◆ TASK INPUTS ◆
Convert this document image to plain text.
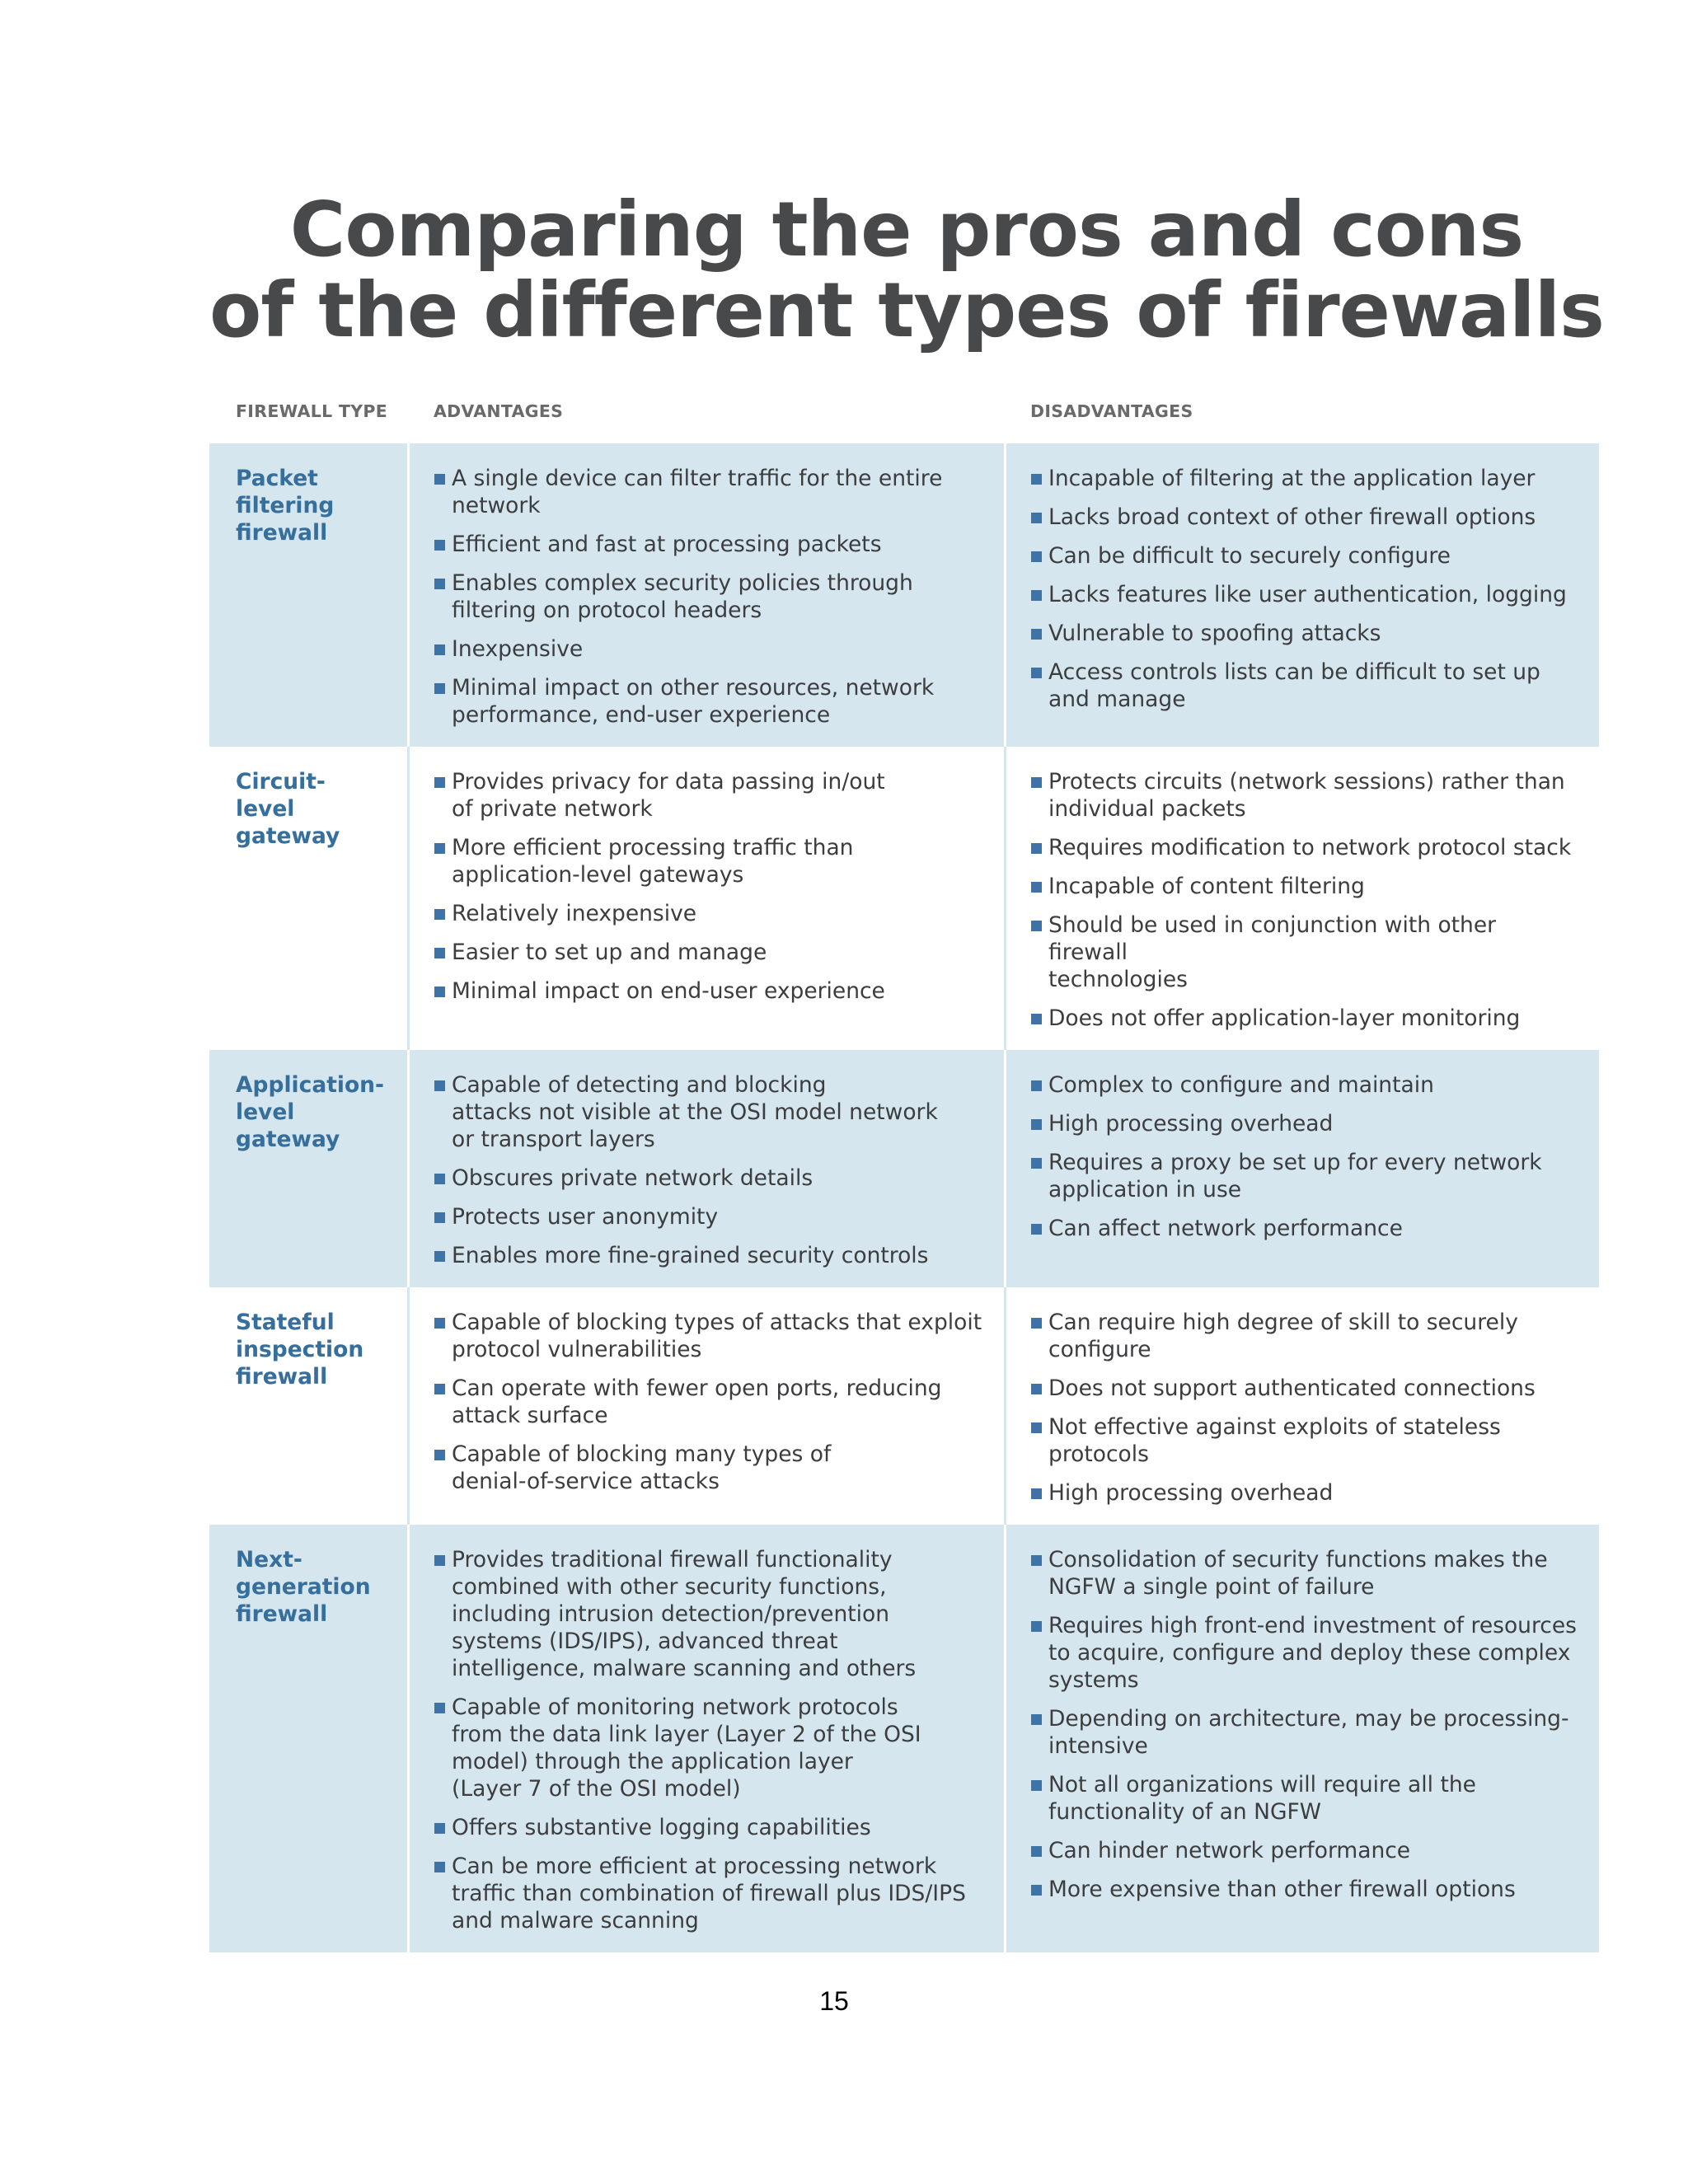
Comparing the pros and cons
of the different types of firewalls
FIREWALL TYPE	ADVANTAGES	DISADVANTAGES
Packet
filtering
firewall
A single device can filter traffic for the entire
network
Efficient and fast at processing packets
Enables complex security policies through
filtering on protocol headers
Inexpensive
Minimal impact on other resources, network
performance, end-user experience
Incapable of filtering at the application layer
Lacks broad context of other firewall options
Can be difficult to securely configure
Lacks features like user authentication, logging
Vulnerable to spoofing attacks
Access controls lists can be difficult to set up
and manage
Circuit-
level
gateway
Provides privacy for data passing in/out
of private network
More efficient processing traffic than
application-level gateways
Relatively inexpensive
Easier to set up and manage
Minimal impact on end-user experience
Protects circuits (network sessions) rather than
individual packets
Requires modification to network protocol stack
Incapable of content filtering
Should be used in conjunction with other firewall
technologies
Does not offer application-layer monitoring
Application-
level
gateway
Capable of detecting and blocking
attacks not visible at the OSI model network
or transport layers
Obscures private network details
Protects user anonymity
Enables more fine-grained security controls
Complex to configure and maintain
High processing overhead
Requires a proxy be set up for every network
application in use
Can affect network performance
Stateful
inspection
firewall
Capable of blocking types of attacks that exploit
protocol vulnerabilities
Can operate with fewer open ports, reducing
attack surface
Capable of blocking many types of
denial-of-service attacks
Can require high degree of skill to securely
configure
Does not support authenticated connections
Not effective against exploits of stateless
protocols
High processing overhead
Next-
generation
firewall
Provides traditional firewall functionality
combined with other security functions,
including intrusion detection/prevention
systems (IDS/IPS), advanced threat
intelligence, malware scanning and others
Capable of monitoring network protocols
from the data link layer (Layer 2 of the OSI
model) through the application layer
(Layer 7 of the OSI model)
Offers substantive logging capabilities
Can be more efficient at processing network
traffic than combination of firewall plus IDS/IPS
and malware scanning
Consolidation of security functions makes the
NGFW a single point of failure
Requires high front-end investment of resources
to acquire, configure and deploy these complex
systems
Depending on architecture, may be processing-
intensive
Not all organizations will require all the
functionality of an NGFW
Can hinder network performance
More expensive than other firewall options
15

◆ EXERCISE PROMPT ◆
Leave out the pictures and give the listing above again exactly.

◆ FINISHED EXERCISE ◆
Convert this document image to plain text.
Comparing the pros and cons
of the different types of firewalls
FIREWALL TYPE	ADVANTAGES	DISADVANTAGES
Packet
filtering
firewall
A single device can filter traffic for the entire
network
Efficient and fast at processing packets
Enables complex security policies through
filtering on protocol headers
Inexpensive
Minimal impact on other resources, network
performance, end-user experience
Incapable of filtering at the application layer
Lacks broad context of other firewall options
Can be difficult to securely configure
Lacks features like user authentication, logging
Vulnerable to spoofing attacks
Access controls lists can be difficult to set up
and manage
Circuit-
level
gateway
Provides privacy for data passing in/out
of private network
More efficient processing traffic than
application-level gateways
Relatively inexpensive
Easier to set up and manage
Minimal impact on end-user experience
Protects circuits (network sessions) rather than
individual packets
Requires modification to network protocol stack
Incapable of content filtering
Should be used in conjunction with other firewall
technologies
Does not offer application-layer monitoring
Application-
level
gateway
Capable of detecting and blocking
attacks not visible at the OSI model network
or transport layers
Obscures private network details
Protects user anonymity
Enables more fine-grained security controls
Complex to configure and maintain
High processing overhead
Requires a proxy be set up for every network
application in use
Can affect network performance
Stateful
inspection
firewall
Capable of blocking types of attacks that exploit
protocol vulnerabilities
Can operate with fewer open ports, reducing
attack surface
Capable of blocking many types of
denial-of-service attacks
Can require high degree of skill to securely
configure
Does not support authenticated connections
Not effective against exploits of stateless
protocols
High processing overhead
Next-
generation
firewall
Provides traditional firewall functionality
combined with other security functions,
including intrusion detection/prevention
systems (IDS/IPS), advanced threat
intelligence, malware scanning and others
Capable of monitoring network protocols
from the data link layer (Layer 2 of the OSI
model) through the application layer
(Layer 7 of the OSI model)
Offers substantive logging capabilities
Can be more efficient at processing network
traffic than combination of firewall plus IDS/IPS
and malware scanning
Consolidation of security functions makes the
NGFW a single point of failure
Requires high front-end investment of resources
to acquire, configure and deploy these complex
systems
Depending on architecture, may be processing-
intensive
Not all organizations will require all the
functionality of an NGFW
Can hinder network performance
More expensive than other firewall options
15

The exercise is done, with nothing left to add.